--- BEGIN ---

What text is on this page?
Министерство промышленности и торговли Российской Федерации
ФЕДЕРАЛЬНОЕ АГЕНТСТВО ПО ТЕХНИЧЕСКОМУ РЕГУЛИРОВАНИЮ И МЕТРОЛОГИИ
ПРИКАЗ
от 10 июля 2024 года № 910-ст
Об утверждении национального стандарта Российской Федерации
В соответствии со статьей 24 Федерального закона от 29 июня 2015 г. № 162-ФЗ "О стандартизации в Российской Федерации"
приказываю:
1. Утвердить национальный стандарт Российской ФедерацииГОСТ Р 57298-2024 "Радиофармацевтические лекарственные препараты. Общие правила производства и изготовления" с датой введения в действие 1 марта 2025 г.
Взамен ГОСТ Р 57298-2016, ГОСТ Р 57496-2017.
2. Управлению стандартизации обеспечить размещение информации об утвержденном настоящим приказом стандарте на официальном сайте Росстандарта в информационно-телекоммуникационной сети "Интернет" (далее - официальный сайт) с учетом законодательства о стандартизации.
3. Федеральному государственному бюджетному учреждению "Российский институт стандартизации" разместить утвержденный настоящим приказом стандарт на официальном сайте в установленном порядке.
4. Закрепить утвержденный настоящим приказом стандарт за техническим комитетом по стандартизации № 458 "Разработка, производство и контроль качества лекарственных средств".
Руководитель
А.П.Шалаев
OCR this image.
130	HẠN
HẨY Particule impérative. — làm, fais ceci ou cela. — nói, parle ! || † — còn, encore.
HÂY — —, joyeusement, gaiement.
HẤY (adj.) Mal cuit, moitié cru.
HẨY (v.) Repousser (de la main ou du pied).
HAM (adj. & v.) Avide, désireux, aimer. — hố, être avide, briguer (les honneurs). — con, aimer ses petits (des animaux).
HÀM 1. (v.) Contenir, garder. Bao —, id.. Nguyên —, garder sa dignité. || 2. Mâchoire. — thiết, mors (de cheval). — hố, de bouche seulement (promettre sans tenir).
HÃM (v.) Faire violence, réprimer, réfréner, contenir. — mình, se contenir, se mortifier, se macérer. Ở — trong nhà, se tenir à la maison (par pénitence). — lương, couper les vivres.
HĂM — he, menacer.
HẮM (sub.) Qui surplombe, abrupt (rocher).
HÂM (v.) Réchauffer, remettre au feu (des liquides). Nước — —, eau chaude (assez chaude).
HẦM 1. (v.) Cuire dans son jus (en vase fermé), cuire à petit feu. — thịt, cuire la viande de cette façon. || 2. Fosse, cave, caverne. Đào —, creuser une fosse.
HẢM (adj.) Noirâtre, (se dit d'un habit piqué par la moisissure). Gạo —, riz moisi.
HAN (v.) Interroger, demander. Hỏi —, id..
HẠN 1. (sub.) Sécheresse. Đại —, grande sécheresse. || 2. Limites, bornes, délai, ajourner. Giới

--- END ---

● **Exercise**
Give back exactly the lines from the line holding "OCR this image." through the last line of the listing, including both.

● **Output for this task**
OCR this image.
130	HẠN
HẨY Particule impérative. — làm, fais ceci ou cela. — nói, parle ! || † — còn, encore.
HÂY — —, joyeusement, gaiement.
HẤY (adj.) Mal cuit, moitié cru.
HẨY (v.) Repousser (de la main ou du pied).
HAM (adj. & v.) Avide, désireux, aimer. — hố, être avide, briguer (les honneurs). — con, aimer ses petits (des animaux).
HÀM 1. (v.) Contenir, garder. Bao —, id.. Nguyên —, garder sa dignité. || 2. Mâchoire. — thiết, mors (de cheval). — hố, de bouche seulement (promettre sans tenir).
HÃM (v.) Faire violence, réprimer, réfréner, contenir. — mình, se contenir, se mortifier, se macérer. Ở — trong nhà, se tenir à la maison (par pénitence). — lương, couper les vivres.
HĂM — he, menacer.
HẮM (sub.) Qui surplombe, abrupt (rocher).
HÂM (v.) Réchauffer, remettre au feu (des liquides). Nước — —, eau chaude (assez chaude).
HẦM 1. (v.) Cuire dans son jus (en vase fermé), cuire à petit feu. — thịt, cuire la viande de cette façon. || 2. Fosse, cave, caverne. Đào —, creuser une fosse.
HẢM (adj.) Noirâtre, (se dit d'un habit piqué par la moisissure). Gạo —, riz moisi.
HAN (v.) Interroger, demander. Hỏi —, id..
HẠN 1. (sub.) Sécheresse. Đại —, grande sécheresse. || 2. Limites, bornes, délai, ajourner. Giới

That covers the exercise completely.